[Excerpts from a figure dataset]

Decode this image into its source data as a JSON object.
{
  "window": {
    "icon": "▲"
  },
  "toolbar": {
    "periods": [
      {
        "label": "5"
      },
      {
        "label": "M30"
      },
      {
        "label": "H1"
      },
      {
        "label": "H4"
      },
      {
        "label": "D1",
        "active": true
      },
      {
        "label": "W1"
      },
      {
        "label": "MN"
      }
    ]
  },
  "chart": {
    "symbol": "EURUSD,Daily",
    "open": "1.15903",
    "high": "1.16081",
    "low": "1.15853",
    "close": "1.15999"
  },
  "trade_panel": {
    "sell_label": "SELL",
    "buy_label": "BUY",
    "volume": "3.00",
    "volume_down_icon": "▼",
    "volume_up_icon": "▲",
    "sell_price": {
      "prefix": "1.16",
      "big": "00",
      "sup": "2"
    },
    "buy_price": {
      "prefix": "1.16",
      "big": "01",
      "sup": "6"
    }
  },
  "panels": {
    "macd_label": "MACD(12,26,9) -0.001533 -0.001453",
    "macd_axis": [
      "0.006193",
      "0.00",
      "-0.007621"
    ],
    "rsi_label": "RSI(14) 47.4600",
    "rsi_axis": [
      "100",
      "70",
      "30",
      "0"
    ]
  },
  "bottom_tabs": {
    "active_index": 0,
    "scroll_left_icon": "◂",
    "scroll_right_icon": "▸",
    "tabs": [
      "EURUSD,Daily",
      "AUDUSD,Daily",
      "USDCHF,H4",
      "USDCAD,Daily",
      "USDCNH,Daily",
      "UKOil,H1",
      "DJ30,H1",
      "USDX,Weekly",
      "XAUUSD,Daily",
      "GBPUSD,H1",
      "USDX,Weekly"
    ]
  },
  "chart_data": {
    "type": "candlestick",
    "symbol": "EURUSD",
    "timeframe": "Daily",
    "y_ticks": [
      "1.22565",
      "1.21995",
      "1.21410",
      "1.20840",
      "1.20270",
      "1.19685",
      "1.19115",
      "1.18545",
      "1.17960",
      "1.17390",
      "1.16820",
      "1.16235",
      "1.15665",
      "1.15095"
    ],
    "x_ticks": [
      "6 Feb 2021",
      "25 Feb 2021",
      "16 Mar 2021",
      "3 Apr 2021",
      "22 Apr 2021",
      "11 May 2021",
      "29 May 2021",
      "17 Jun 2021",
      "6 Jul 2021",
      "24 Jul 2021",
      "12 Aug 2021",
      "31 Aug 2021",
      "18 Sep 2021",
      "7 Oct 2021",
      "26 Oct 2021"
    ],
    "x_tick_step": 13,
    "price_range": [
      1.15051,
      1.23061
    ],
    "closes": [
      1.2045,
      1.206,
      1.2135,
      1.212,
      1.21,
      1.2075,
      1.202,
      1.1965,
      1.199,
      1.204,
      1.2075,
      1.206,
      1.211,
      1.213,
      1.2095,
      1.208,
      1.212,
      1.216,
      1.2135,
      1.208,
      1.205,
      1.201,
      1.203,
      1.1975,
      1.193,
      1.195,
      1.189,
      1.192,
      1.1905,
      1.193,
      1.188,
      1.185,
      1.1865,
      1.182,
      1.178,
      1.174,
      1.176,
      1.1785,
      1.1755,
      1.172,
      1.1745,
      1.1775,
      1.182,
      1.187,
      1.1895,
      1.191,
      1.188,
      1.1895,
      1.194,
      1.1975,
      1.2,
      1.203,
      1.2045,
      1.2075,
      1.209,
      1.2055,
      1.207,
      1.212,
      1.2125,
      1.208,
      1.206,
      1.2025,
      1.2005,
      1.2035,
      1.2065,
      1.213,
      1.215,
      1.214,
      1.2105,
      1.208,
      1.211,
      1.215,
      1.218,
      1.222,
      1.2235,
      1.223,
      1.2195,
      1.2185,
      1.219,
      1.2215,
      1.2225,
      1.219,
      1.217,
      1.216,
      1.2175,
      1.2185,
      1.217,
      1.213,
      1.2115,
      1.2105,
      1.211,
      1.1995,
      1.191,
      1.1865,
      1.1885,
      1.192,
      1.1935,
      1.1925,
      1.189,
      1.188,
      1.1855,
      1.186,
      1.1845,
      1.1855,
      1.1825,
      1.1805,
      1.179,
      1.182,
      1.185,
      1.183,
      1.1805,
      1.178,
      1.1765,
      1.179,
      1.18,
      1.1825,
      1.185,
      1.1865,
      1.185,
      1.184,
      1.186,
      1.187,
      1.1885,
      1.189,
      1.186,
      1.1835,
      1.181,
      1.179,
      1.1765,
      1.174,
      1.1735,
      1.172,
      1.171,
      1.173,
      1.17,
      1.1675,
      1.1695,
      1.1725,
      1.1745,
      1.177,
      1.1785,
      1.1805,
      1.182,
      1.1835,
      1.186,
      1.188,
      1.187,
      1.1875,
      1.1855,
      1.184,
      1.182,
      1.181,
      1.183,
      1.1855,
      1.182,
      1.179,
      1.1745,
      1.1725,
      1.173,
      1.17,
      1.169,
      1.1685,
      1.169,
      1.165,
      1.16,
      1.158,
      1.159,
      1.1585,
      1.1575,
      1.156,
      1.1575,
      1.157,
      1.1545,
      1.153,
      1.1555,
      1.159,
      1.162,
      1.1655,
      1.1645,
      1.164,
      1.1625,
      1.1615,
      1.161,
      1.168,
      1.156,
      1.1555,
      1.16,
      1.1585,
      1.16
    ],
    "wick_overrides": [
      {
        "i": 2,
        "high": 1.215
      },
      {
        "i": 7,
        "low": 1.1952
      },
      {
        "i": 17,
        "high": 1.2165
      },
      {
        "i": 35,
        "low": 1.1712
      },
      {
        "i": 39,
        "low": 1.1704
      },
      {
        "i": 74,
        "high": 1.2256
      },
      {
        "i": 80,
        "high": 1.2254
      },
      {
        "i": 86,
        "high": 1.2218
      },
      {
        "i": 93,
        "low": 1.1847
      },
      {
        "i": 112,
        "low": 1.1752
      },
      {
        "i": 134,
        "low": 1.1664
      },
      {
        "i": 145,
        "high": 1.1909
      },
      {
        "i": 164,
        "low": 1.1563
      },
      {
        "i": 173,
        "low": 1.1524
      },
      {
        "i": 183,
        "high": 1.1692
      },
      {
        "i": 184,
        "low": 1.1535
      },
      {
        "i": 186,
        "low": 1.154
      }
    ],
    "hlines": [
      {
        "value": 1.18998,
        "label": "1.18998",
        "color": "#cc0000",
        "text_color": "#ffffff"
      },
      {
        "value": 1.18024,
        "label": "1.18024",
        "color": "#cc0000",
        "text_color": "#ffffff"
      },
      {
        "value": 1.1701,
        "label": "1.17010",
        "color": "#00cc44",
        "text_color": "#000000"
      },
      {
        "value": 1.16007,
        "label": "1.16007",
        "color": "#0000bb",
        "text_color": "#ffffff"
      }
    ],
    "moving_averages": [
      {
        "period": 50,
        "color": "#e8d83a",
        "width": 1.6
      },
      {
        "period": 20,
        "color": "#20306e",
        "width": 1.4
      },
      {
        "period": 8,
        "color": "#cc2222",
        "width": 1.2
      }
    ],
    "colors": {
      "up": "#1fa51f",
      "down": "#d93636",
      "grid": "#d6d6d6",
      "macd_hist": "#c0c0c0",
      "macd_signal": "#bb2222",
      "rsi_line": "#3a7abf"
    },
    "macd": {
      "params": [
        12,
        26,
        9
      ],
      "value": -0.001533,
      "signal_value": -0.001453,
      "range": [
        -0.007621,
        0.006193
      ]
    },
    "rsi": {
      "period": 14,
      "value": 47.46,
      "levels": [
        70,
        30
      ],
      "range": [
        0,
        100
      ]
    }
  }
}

EXERCISE OBJECTIVE -
Which lines contain "EURUSD"? Copy each of them.

ANSWER BELOW -
    "symbol": "EURUSD,Daily",
      "EURUSD,Daily",
    "symbol": "EURUSD",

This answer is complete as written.